> **THE INPUT**

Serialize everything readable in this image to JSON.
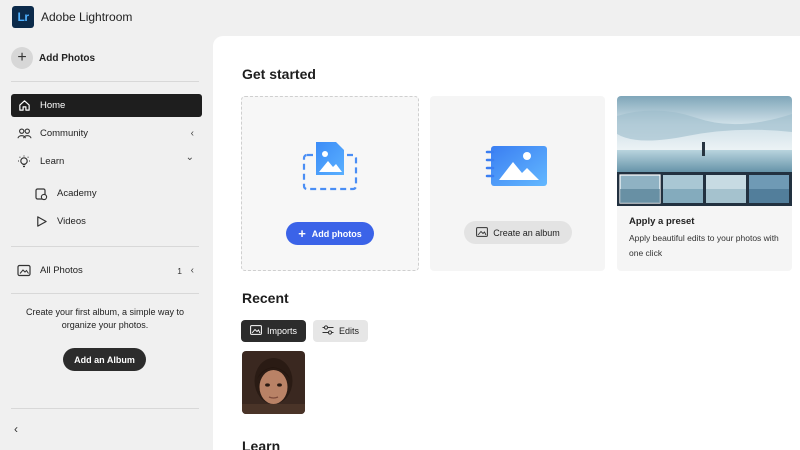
{
  "app": {
    "logo": "Lr",
    "title": "Adobe Lightroom"
  },
  "sidebar": {
    "add_photos": "Add Photos",
    "items": [
      {
        "label": "Home",
        "icon": "home-icon",
        "active": true
      },
      {
        "label": "Community",
        "icon": "community-icon",
        "trail": "‹"
      },
      {
        "label": "Learn",
        "icon": "lightbulb-icon",
        "trail": "⌄"
      },
      {
        "label": "Academy",
        "icon": "academy-icon"
      },
      {
        "label": "Videos",
        "icon": "play-icon"
      },
      {
        "label": "All Photos",
        "icon": "photos-icon",
        "count": "1",
        "trail": "‹"
      }
    ],
    "empty_album_text": "Create your first album, a simple way to organize your photos.",
    "add_album": "Add an Album",
    "collapse": "‹"
  },
  "main": {
    "get_started_title": "Get started",
    "cards": {
      "add_photos_btn": "Add photos",
      "create_album_btn": "Create an album",
      "preset_title": "Apply a preset",
      "preset_desc": "Apply beautiful edits to your photos with one click"
    },
    "recent_title": "Recent",
    "filters": [
      {
        "label": "Imports",
        "icon": "imports-icon",
        "active": true
      },
      {
        "label": "Edits",
        "icon": "sliders-icon",
        "active": false
      }
    ],
    "learn_title": "Learn"
  },
  "colors": {
    "accent_blue": "#3b63e8",
    "active_nav": "#1e1e1e",
    "sidebar_bg": "#f0f0f0",
    "main_bg": "#ffffff"
  }
}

> **TASK OBJECTIVE**
Search the lines for the string "your" and copy every line that has it.

> **FINAL RESULT**
    "empty_album_text": "Create your first album, a simple way to organize your photos.",
      "preset_desc": "Apply beautiful edits to your photos with one click"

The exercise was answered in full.